▸ AIM:
Copy out all the lines in the records that include the word "Schedule".

▸ RECORD EXCERPTS:
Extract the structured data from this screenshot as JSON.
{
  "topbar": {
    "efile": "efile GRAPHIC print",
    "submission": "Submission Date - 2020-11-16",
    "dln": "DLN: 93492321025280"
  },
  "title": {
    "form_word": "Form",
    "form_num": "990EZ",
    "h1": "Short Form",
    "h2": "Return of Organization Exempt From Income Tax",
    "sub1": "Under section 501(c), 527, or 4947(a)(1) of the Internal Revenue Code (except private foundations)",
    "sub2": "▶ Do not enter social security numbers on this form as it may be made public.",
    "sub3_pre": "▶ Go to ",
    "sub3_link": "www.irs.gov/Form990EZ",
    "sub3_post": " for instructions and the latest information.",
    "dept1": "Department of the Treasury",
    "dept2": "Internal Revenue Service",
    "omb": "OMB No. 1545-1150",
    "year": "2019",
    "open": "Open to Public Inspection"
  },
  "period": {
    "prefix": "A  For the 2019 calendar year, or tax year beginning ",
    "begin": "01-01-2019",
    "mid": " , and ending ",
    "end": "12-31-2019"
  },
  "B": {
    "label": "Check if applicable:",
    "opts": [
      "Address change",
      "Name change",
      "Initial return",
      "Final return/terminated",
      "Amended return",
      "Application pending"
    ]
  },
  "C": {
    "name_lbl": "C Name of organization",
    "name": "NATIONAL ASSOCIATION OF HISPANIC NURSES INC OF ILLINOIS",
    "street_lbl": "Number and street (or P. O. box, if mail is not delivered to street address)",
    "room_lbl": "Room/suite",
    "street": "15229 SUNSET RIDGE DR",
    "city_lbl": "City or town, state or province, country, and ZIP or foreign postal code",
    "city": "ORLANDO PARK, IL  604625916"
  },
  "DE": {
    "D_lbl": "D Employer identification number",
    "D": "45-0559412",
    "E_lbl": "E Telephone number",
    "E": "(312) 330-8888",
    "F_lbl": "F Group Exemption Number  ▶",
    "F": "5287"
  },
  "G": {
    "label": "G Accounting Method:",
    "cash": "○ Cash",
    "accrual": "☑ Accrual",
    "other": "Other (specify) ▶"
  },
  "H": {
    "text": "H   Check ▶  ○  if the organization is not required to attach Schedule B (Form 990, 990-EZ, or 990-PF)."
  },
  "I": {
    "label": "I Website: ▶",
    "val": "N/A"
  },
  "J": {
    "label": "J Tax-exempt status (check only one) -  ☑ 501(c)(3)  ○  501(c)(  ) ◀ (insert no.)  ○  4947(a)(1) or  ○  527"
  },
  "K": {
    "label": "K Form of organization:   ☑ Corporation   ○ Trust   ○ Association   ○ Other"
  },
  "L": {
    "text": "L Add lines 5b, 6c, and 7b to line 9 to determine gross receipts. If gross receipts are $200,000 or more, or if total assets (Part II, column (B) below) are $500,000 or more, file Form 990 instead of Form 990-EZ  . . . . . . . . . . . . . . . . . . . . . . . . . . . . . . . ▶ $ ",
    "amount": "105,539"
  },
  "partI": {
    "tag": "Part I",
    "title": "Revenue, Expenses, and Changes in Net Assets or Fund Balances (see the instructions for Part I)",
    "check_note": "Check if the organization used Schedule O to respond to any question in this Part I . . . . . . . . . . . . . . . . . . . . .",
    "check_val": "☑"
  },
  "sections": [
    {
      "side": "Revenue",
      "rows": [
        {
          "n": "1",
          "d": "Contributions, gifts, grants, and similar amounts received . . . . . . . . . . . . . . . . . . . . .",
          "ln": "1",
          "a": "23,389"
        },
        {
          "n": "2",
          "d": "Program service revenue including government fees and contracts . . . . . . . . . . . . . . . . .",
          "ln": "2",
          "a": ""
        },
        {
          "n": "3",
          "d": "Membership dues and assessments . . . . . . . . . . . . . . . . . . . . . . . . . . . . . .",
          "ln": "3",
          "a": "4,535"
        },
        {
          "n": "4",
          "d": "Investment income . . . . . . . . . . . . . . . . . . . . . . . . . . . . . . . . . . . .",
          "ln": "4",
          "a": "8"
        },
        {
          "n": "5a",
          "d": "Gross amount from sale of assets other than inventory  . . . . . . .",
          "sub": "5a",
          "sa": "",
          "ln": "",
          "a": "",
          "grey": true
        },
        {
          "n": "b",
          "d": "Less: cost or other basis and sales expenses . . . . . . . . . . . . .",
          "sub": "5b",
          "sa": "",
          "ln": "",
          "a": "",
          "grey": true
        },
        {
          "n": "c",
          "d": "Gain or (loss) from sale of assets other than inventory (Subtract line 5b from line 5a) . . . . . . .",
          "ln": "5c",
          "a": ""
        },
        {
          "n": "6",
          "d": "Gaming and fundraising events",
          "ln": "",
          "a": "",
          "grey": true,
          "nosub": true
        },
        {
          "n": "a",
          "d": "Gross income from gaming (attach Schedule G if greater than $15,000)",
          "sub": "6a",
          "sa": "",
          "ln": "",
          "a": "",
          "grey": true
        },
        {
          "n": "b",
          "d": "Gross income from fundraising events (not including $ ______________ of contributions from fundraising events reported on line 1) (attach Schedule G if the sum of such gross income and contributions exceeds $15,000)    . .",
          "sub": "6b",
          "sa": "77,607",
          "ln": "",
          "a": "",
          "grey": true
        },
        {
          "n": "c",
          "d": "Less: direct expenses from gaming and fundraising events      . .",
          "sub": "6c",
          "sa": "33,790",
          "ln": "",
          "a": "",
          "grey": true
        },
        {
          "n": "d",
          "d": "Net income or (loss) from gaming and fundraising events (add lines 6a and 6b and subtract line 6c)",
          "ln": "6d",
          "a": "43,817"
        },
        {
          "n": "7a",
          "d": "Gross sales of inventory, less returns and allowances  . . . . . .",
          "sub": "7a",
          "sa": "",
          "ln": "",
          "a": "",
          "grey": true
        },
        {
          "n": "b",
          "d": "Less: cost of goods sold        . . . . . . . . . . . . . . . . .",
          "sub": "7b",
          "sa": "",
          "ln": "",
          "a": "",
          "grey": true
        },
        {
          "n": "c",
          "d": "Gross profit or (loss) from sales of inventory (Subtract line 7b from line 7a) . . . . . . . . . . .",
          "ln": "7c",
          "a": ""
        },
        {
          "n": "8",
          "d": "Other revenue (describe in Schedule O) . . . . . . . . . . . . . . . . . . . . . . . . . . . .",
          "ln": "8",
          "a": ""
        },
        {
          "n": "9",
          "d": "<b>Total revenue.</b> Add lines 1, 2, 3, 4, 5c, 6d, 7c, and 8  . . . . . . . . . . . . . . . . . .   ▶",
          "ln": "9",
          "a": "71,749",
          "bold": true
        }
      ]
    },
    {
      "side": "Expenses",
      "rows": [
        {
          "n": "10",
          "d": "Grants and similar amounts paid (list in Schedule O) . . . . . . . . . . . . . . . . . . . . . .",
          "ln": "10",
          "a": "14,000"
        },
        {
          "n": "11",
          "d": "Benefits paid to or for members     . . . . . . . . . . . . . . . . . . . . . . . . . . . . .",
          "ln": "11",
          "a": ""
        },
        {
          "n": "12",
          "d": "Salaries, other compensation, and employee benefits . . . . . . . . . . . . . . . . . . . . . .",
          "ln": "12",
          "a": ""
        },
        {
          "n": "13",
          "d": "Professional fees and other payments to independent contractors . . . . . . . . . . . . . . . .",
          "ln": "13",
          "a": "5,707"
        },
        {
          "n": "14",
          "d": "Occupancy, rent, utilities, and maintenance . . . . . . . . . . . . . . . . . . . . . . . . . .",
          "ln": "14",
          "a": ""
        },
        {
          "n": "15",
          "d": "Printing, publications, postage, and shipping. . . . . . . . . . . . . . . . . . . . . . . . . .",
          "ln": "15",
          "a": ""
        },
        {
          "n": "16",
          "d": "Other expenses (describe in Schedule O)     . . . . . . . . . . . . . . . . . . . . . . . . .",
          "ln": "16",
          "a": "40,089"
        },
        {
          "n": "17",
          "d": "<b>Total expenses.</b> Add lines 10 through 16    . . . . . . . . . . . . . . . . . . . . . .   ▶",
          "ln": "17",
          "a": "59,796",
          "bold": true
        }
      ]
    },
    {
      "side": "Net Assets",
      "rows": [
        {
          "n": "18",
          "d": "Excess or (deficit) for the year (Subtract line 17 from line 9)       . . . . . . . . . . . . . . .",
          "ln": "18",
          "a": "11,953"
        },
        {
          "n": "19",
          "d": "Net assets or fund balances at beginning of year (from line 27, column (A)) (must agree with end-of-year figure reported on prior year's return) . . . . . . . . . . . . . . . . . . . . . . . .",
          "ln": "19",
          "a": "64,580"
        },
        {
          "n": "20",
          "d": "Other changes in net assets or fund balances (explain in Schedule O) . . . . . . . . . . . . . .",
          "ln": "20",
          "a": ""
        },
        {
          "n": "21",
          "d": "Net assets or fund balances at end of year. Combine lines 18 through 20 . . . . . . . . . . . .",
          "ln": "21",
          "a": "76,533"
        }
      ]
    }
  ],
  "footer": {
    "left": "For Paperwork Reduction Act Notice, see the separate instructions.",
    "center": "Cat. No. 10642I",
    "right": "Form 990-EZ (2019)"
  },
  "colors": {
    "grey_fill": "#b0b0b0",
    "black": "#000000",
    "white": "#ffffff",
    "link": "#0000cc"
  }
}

▸ SOLVED PROBLEM:
    "text": "H   Check ▶  ○  if the organization is not required to attach Schedule B (Form 990, 990-EZ, or 990-PF)."
    "check_note": "Check if the organization used Schedule O to respond to any question in this Part I . . . . . . . . . . . . . . . . . . . . .",
          "d": "Gross income from gaming (attach Schedule G if greater than $15,000)",
          "d": "Gross income from fundraising events (not including $ ______________ of contributions from fundraising events reported on line 1) (attach Schedule G if the sum of such gross income and contributions exceeds $15,000)    . .",
          "d": "Other revenue (describe in Schedule O) . . . . . . . . . . . . . . . . . . . . . . . . . . . .",
          "d": "Grants and similar amounts paid (list in Schedule O) . . . . . . . . . . . . . . . . . . . . . .",
          "d": "Other expenses (describe in Schedule O)     . . . . . . . . . . . . . . . . . . . . . . . . .",
          "d": "Other changes in net assets or fund balances (explain in Schedule O) . . . . . . . . . . . . . .",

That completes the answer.